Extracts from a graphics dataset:
::::::
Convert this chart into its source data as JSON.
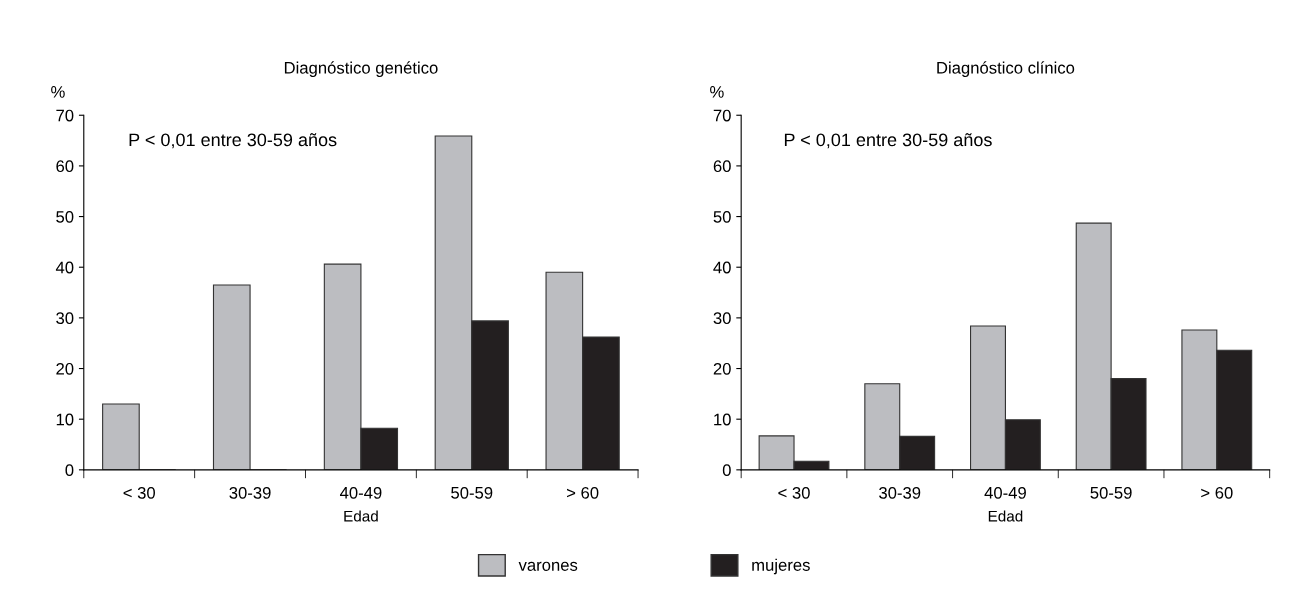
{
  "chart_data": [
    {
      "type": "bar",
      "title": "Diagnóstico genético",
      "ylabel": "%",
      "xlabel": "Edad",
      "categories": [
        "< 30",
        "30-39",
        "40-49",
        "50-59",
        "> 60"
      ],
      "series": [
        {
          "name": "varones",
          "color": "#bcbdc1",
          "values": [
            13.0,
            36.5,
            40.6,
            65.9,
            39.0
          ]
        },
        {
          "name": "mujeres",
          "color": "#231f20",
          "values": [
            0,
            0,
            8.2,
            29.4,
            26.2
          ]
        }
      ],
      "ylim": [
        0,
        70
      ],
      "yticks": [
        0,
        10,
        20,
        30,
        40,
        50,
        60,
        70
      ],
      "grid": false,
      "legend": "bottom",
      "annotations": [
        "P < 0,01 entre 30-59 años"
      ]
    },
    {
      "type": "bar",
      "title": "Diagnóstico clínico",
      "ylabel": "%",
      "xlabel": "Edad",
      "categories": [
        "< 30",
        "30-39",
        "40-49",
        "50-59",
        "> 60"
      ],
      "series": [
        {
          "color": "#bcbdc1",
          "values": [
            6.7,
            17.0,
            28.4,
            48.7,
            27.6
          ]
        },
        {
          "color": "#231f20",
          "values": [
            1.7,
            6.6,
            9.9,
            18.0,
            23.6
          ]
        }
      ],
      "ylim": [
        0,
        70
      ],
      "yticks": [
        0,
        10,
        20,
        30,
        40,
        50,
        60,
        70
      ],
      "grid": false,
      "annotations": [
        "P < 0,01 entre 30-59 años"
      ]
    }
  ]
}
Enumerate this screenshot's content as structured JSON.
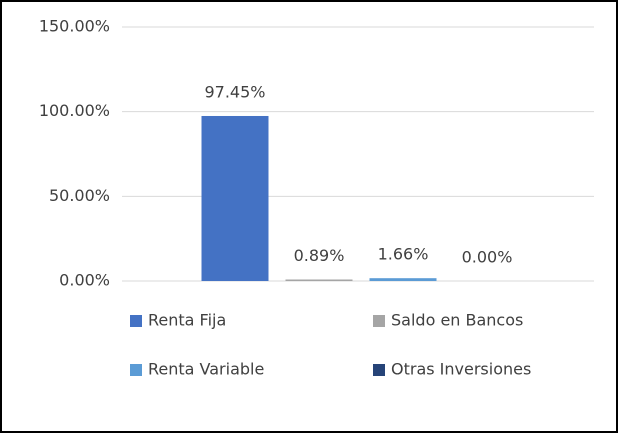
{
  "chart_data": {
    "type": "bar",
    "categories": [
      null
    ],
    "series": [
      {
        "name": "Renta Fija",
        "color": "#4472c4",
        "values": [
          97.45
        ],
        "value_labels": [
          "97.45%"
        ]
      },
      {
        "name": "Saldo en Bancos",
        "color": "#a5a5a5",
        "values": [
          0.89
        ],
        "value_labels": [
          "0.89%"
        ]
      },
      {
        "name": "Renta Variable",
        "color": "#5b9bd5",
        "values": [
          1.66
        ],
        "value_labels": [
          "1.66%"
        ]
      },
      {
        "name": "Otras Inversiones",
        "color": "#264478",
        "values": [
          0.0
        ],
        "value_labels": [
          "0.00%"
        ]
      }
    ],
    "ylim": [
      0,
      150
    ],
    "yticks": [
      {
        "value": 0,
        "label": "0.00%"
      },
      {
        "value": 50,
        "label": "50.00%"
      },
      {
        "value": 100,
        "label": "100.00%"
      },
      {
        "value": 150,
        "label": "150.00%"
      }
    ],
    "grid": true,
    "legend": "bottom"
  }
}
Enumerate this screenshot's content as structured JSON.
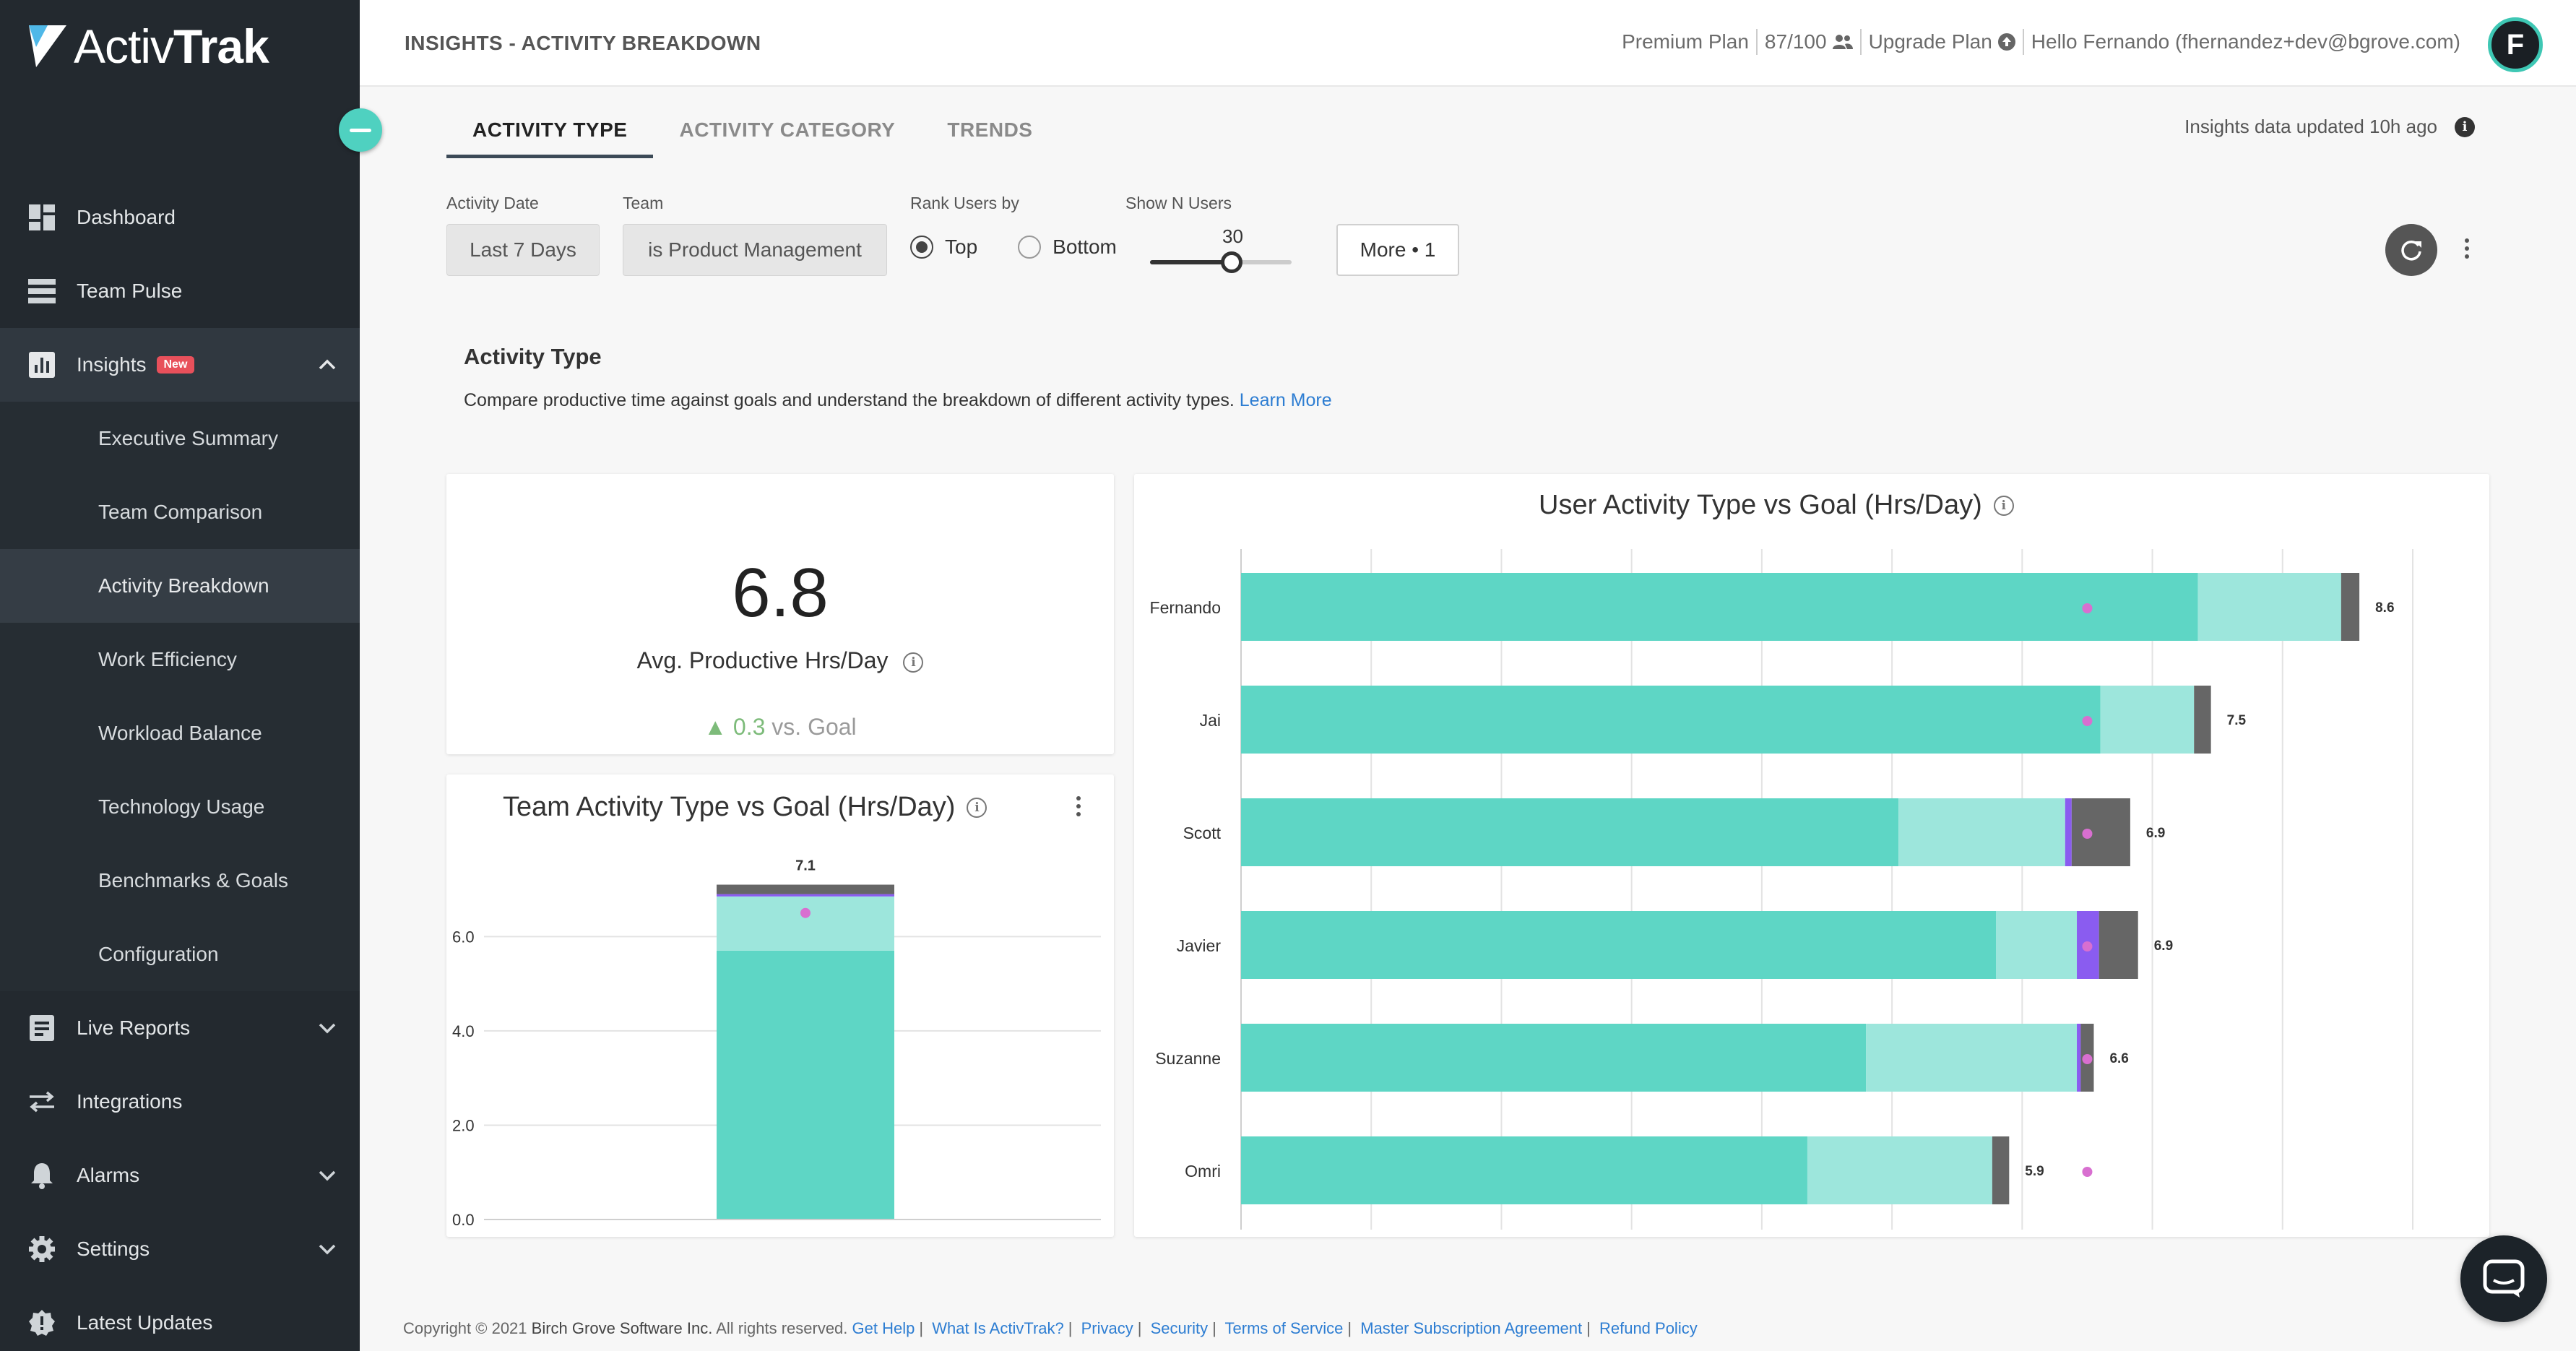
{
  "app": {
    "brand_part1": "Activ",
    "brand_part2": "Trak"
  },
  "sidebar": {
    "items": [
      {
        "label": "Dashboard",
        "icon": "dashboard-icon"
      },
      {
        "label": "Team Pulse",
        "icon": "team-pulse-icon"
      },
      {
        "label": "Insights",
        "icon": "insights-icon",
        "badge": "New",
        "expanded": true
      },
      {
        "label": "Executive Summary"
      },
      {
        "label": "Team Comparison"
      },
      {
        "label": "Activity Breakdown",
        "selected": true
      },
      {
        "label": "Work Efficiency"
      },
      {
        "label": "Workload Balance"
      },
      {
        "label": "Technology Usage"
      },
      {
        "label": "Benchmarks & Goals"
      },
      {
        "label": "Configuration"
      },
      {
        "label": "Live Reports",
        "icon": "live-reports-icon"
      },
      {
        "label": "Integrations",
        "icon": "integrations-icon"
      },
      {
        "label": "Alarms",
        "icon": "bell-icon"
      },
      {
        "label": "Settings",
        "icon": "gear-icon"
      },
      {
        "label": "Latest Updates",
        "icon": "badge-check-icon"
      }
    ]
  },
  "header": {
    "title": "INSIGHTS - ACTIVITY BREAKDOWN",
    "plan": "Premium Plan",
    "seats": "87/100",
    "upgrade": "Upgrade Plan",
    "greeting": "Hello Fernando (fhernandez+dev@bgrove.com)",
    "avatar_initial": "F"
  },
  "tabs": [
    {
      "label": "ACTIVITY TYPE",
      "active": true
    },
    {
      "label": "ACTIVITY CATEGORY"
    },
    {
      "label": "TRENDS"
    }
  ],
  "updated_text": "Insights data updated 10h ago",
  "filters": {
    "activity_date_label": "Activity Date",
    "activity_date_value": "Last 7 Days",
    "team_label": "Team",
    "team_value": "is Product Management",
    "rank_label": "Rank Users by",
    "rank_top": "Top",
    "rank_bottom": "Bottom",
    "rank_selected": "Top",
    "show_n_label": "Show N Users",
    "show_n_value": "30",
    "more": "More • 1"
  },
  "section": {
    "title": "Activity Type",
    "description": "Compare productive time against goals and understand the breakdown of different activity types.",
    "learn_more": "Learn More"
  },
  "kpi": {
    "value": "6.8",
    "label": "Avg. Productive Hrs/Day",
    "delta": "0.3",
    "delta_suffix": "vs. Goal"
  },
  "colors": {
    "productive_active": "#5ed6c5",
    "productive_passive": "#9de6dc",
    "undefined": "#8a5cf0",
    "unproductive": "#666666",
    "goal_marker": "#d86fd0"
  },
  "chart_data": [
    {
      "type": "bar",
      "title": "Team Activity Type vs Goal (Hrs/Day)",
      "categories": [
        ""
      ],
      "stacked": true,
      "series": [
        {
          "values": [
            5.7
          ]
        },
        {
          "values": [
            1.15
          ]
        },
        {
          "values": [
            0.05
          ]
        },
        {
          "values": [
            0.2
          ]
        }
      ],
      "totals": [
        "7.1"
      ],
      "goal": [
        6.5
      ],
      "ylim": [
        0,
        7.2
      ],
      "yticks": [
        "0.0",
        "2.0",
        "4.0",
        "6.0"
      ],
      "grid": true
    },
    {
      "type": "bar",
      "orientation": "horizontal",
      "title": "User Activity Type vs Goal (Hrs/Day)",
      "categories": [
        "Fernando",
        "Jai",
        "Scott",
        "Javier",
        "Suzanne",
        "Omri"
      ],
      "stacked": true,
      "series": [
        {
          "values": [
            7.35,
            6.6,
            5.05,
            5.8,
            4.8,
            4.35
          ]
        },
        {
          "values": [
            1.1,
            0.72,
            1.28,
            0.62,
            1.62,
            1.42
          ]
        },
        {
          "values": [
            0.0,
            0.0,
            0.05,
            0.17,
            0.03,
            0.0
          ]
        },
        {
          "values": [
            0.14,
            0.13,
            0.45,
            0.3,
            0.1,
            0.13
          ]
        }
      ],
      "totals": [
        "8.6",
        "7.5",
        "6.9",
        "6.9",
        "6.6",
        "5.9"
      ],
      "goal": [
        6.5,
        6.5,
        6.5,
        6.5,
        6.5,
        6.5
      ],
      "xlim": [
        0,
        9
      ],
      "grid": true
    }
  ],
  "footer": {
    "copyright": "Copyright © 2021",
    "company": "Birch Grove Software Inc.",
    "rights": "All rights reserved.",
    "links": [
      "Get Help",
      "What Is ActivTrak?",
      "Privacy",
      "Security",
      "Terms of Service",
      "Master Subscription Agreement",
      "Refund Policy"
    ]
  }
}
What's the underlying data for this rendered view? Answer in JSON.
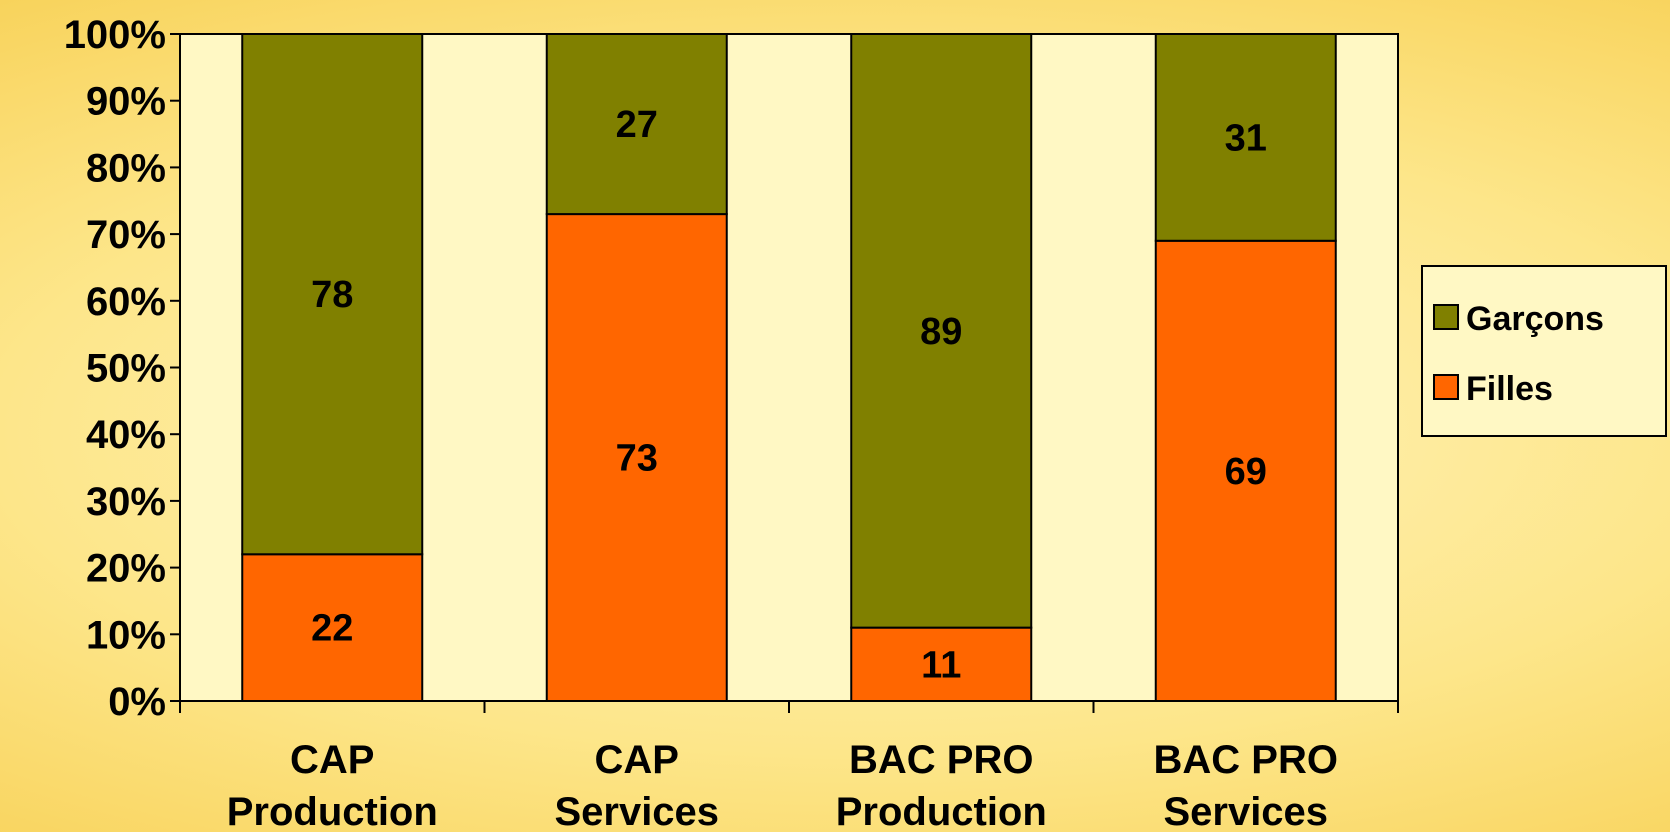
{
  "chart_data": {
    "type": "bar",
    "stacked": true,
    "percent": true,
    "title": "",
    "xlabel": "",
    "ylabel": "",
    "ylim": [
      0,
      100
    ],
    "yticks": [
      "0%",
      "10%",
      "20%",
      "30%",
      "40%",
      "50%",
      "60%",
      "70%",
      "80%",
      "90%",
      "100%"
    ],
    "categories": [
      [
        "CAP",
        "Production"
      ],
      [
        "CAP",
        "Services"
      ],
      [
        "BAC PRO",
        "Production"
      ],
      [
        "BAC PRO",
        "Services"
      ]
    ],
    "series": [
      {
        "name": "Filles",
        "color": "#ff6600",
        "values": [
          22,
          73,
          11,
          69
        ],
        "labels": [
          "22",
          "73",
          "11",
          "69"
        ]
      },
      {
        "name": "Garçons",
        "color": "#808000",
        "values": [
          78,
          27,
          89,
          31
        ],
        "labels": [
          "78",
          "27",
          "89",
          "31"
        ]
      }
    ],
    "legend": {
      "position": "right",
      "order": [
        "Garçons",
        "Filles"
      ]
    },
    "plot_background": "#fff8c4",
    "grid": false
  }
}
::::::
Write out again, exactly, each line from the one containing "What's the underlying" through the last line of the entries, and omit every picture.

> [WORKED ANSWER]
What's the underlying data for this rendered view? Answer in JSON.
{
  "chart_data": {
    "type": "bar",
    "stacked": true,
    "percent": true,
    "title": "",
    "xlabel": "",
    "ylabel": "",
    "ylim": [
      0,
      100
    ],
    "yticks": [
      "0%",
      "10%",
      "20%",
      "30%",
      "40%",
      "50%",
      "60%",
      "70%",
      "80%",
      "90%",
      "100%"
    ],
    "categories": [
      [
        "CAP",
        "Production"
      ],
      [
        "CAP",
        "Services"
      ],
      [
        "BAC PRO",
        "Production"
      ],
      [
        "BAC PRO",
        "Services"
      ]
    ],
    "series": [
      {
        "name": "Filles",
        "color": "#ff6600",
        "values": [
          22,
          73,
          11,
          69
        ],
        "labels": [
          "22",
          "73",
          "11",
          "69"
        ]
      },
      {
        "name": "Garçons",
        "color": "#808000",
        "values": [
          78,
          27,
          89,
          31
        ],
        "labels": [
          "78",
          "27",
          "89",
          "31"
        ]
      }
    ],
    "legend": {
      "position": "right",
      "order": [
        "Garçons",
        "Filles"
      ]
    },
    "plot_background": "#fff8c4",
    "grid": false
  }
}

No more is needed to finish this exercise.